— Given problem —
Search the material for the word "West" and report each line where it turns up.

* BEGIN *

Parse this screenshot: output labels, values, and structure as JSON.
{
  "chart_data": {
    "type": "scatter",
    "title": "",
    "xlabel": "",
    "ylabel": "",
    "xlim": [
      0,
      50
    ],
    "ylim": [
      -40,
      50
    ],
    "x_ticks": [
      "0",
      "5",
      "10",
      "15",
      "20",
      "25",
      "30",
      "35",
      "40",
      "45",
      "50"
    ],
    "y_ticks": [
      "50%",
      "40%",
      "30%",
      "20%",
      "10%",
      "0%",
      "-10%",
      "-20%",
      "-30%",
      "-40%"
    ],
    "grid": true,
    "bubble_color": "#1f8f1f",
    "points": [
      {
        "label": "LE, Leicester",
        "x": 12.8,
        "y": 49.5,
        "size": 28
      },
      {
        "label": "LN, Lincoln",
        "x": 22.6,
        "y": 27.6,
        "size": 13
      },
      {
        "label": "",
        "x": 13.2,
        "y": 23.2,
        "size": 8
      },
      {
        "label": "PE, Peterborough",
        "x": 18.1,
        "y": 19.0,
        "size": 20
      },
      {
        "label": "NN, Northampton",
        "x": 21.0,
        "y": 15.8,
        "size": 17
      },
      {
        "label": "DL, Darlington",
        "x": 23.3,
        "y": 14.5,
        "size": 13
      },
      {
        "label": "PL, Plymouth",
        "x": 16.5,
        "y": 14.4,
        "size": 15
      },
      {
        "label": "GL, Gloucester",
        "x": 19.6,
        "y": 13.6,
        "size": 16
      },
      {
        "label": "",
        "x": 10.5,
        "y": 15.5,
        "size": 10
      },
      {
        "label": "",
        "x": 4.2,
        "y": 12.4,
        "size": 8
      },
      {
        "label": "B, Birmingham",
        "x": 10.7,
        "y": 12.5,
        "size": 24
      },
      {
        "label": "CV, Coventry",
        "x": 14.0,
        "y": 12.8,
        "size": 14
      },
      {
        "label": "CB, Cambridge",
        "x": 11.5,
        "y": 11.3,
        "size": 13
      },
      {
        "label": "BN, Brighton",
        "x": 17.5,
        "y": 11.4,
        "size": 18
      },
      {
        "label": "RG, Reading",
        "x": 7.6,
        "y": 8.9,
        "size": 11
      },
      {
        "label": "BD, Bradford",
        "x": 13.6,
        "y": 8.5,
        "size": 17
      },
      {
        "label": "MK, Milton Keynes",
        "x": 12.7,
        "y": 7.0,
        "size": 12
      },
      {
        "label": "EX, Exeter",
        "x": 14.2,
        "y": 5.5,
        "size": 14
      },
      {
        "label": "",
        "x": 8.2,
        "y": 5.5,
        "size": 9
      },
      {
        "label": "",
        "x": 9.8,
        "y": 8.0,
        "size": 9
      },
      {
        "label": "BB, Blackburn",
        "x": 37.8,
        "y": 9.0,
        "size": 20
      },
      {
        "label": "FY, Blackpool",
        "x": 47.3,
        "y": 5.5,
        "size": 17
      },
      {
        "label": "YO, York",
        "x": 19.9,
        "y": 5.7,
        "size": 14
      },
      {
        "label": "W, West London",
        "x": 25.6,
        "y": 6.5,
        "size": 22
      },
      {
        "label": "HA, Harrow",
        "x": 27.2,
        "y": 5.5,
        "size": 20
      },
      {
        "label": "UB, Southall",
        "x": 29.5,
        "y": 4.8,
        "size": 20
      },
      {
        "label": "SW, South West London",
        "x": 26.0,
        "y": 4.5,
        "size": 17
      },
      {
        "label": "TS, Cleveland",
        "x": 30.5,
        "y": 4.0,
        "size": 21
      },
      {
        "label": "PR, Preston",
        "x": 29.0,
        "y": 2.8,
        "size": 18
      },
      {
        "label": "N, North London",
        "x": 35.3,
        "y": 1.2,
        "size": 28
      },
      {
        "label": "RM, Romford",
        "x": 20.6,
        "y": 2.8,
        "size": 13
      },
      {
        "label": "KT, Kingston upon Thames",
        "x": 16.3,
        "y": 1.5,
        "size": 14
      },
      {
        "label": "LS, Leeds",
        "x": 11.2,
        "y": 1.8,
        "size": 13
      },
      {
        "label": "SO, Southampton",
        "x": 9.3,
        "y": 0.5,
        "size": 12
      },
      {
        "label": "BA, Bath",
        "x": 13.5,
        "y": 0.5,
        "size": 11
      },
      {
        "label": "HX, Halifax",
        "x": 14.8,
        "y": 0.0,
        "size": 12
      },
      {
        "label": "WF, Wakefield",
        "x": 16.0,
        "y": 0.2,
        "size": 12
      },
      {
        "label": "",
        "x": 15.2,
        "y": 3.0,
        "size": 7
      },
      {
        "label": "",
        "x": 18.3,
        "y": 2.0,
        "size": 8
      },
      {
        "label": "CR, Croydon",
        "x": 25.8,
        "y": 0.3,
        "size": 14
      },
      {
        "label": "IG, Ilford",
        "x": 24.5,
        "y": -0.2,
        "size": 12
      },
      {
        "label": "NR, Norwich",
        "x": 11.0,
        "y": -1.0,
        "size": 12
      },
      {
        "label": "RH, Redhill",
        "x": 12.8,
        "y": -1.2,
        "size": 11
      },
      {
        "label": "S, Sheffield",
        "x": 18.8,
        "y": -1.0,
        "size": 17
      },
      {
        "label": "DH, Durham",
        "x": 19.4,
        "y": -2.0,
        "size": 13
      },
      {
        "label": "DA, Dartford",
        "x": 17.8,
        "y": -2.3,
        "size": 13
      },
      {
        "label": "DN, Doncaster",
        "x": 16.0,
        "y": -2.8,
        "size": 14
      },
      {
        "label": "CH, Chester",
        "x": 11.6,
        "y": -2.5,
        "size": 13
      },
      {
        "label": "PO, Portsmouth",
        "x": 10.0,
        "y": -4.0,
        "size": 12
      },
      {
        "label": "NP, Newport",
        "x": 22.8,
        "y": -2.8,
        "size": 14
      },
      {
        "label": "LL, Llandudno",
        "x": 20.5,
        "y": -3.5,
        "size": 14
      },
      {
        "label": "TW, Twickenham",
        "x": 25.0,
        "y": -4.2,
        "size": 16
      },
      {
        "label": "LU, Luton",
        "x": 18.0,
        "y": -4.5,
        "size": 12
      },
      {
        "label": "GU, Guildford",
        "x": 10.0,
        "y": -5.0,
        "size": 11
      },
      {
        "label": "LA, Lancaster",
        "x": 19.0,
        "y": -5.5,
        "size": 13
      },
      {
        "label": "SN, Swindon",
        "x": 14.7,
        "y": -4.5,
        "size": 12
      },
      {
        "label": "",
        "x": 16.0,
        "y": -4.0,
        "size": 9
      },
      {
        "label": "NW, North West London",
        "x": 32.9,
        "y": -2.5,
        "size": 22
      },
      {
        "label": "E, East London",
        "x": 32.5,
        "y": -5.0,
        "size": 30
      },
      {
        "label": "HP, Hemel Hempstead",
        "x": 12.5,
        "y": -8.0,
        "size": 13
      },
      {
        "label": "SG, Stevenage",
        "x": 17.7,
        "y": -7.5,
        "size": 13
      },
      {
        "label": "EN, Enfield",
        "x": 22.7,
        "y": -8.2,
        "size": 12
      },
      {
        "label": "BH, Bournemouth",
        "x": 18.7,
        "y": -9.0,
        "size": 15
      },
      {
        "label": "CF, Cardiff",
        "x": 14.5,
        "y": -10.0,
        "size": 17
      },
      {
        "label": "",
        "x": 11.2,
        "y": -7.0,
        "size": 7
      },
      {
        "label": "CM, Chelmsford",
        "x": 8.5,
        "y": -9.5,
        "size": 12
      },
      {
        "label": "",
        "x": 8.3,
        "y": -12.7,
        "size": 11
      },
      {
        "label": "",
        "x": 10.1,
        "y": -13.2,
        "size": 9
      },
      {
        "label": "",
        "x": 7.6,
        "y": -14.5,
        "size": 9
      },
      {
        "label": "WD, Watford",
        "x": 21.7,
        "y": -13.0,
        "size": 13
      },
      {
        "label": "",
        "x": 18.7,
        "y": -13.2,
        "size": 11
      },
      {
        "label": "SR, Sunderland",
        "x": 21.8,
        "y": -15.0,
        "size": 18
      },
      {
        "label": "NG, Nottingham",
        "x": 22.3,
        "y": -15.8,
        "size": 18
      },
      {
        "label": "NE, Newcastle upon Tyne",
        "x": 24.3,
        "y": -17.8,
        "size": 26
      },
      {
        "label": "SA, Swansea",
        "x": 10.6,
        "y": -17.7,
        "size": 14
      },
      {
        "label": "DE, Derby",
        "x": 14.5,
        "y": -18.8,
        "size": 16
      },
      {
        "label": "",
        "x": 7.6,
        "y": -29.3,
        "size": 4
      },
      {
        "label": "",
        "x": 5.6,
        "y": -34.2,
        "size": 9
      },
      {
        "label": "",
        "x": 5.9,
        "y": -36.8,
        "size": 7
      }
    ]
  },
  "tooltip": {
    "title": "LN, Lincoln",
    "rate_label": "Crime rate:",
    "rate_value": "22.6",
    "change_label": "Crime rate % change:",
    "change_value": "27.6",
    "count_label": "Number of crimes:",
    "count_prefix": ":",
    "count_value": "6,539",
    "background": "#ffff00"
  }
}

* END *

— Written solution —
        "label": "W, West London",
        "label": "SW, South West London",
        "label": "NW, North West London",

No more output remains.